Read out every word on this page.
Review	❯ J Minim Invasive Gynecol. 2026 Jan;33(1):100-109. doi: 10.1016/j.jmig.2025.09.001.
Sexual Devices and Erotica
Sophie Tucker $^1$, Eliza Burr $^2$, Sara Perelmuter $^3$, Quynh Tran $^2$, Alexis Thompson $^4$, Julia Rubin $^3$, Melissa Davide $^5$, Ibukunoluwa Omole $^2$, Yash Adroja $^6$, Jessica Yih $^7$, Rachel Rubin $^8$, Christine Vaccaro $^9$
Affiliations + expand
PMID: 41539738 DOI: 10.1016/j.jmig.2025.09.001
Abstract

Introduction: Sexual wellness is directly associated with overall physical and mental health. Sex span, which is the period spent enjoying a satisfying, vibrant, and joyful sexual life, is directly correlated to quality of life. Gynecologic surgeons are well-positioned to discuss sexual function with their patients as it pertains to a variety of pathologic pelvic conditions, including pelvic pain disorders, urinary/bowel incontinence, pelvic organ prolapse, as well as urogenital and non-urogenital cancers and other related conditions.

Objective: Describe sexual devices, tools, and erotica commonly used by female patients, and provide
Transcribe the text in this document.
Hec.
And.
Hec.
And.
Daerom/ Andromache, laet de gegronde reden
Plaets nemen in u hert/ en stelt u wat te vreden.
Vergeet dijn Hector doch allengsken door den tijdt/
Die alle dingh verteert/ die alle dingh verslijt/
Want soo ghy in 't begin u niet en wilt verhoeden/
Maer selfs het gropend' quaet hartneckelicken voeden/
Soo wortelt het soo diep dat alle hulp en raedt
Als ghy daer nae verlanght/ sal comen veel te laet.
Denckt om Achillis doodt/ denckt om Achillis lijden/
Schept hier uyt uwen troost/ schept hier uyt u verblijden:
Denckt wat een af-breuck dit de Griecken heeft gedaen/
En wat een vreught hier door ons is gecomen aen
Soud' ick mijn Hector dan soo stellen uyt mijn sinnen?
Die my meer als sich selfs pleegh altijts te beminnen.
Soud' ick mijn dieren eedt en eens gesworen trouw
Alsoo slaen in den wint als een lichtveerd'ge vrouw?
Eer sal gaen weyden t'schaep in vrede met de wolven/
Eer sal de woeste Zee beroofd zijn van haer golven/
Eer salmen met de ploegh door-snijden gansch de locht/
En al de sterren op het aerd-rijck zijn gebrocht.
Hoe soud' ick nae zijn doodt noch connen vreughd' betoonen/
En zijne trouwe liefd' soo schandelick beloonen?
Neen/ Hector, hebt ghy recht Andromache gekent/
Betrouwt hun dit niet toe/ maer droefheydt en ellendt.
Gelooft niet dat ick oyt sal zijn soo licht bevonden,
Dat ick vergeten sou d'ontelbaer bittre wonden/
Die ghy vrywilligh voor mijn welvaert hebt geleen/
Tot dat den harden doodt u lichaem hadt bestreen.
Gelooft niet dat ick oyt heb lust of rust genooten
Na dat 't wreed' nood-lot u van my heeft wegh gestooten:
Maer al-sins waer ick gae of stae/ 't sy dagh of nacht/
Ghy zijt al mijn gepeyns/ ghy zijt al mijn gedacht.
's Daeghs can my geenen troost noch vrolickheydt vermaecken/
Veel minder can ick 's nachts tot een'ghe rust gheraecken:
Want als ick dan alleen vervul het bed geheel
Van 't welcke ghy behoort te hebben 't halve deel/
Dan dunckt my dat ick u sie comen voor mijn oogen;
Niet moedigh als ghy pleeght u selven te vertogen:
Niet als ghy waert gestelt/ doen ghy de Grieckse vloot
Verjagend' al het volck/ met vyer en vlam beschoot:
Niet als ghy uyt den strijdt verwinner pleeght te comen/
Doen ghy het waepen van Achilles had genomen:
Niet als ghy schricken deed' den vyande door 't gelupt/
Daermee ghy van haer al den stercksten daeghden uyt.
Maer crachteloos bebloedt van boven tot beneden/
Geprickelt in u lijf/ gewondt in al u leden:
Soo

| WHAT YOU NEED TO DO |
The task requires an exact transcription of all the data.

| ANSWER TO THIS EXERCISE |
Read out every word on this page.
Review	❯ J Minim Invasive Gynecol. 2026 Jan;33(1):100-109. doi: 10.1016/j.jmig.2025.09.001.
Sexual Devices and Erotica
Sophie Tucker $^1$, Eliza Burr $^2$, Sara Perelmuter $^3$, Quynh Tran $^2$, Alexis Thompson $^4$, Julia Rubin $^3$, Melissa Davide $^5$, Ibukunoluwa Omole $^2$, Yash Adroja $^6$, Jessica Yih $^7$, Rachel Rubin $^8$, Christine Vaccaro $^9$
Affiliations + expand
PMID: 41539738 DOI: 10.1016/j.jmig.2025.09.001
Abstract

Introduction: Sexual wellness is directly associated with overall physical and mental health. Sex span, which is the period spent enjoying a satisfying, vibrant, and joyful sexual life, is directly correlated to quality of life. Gynecologic surgeons are well-positioned to discuss sexual function with their patients as it pertains to a variety of pathologic pelvic conditions, including pelvic pain disorders, urinary/bowel incontinence, pelvic organ prolapse, as well as urogenital and non-urogenital cancers and other related conditions.

Objective: Describe sexual devices, tools, and erotica commonly used by female patients, and provide
Transcribe the text in this document.
Hec.
And.
Hec.
And.
Daerom/ Andromache, laet de gegronde reden
Plaets nemen in u hert/ en stelt u wat te vreden.
Vergeet dijn Hector doch allengsken door den tijdt/
Die alle dingh verteert/ die alle dingh verslijt/
Want soo ghy in 't begin u niet en wilt verhoeden/
Maer selfs het gropend' quaet hartneckelicken voeden/
Soo wortelt het soo diep dat alle hulp en raedt
Als ghy daer nae verlanght/ sal comen veel te laet.
Denckt om Achillis doodt/ denckt om Achillis lijden/
Schept hier uyt uwen troost/ schept hier uyt u verblijden:
Denckt wat een af-breuck dit de Griecken heeft gedaen/
En wat een vreught hier door ons is gecomen aen
Soud' ick mijn Hector dan soo stellen uyt mijn sinnen?
Die my meer als sich selfs pleegh altijts te beminnen.
Soud' ick mijn dieren eedt en eens gesworen trouw
Alsoo slaen in den wint als een lichtveerd'ge vrouw?
Eer sal gaen weyden t'schaep in vrede met de wolven/
Eer sal de woeste Zee beroofd zijn van haer golven/
Eer salmen met de ploegh door-snijden gansch de locht/
En al de sterren op het aerd-rijck zijn gebrocht.
Hoe soud' ick nae zijn doodt noch connen vreughd' betoonen/
En zijne trouwe liefd' soo schandelick beloonen?
Neen/ Hector, hebt ghy recht Andromache gekent/
Betrouwt hun dit niet toe/ maer droefheydt en ellendt.
Gelooft niet dat ick oyt sal zijn soo licht bevonden,
Dat ick vergeten sou d'ontelbaer bittre wonden/
Die ghy vrywilligh voor mijn welvaert hebt geleen/
Tot dat den harden doodt u lichaem hadt bestreen.
Gelooft niet dat ick oyt heb lust of rust genooten
Na dat 't wreed' nood-lot u van my heeft wegh gestooten:
Maer al-sins waer ick gae of stae/ 't sy dagh of nacht/
Ghy zijt al mijn gepeyns/ ghy zijt al mijn gedacht.
's Daeghs can my geenen troost noch vrolickheydt vermaecken/
Veel minder can ick 's nachts tot een'ghe rust gheraecken:
Want als ick dan alleen vervul het bed geheel
Van 't welcke ghy behoort te hebben 't halve deel/
Dan dunckt my dat ick u sie comen voor mijn oogen;
Niet moedigh als ghy pleeght u selven te vertogen:
Niet als ghy waert gestelt/ doen ghy de Grieckse vloot
Verjagend' al het volck/ met vyer en vlam beschoot:
Niet als ghy uyt den strijdt verwinner pleeght te comen/
Doen ghy het waepen van Achilles had genomen:
Niet als ghy schricken deed' den vyande door 't gelupt/
Daermee ghy van haer al den stercksten daeghden uyt.
Maer crachteloos bebloedt van boven tot beneden/
Geprickelt in u lijf/ gewondt in al u leden:
Soo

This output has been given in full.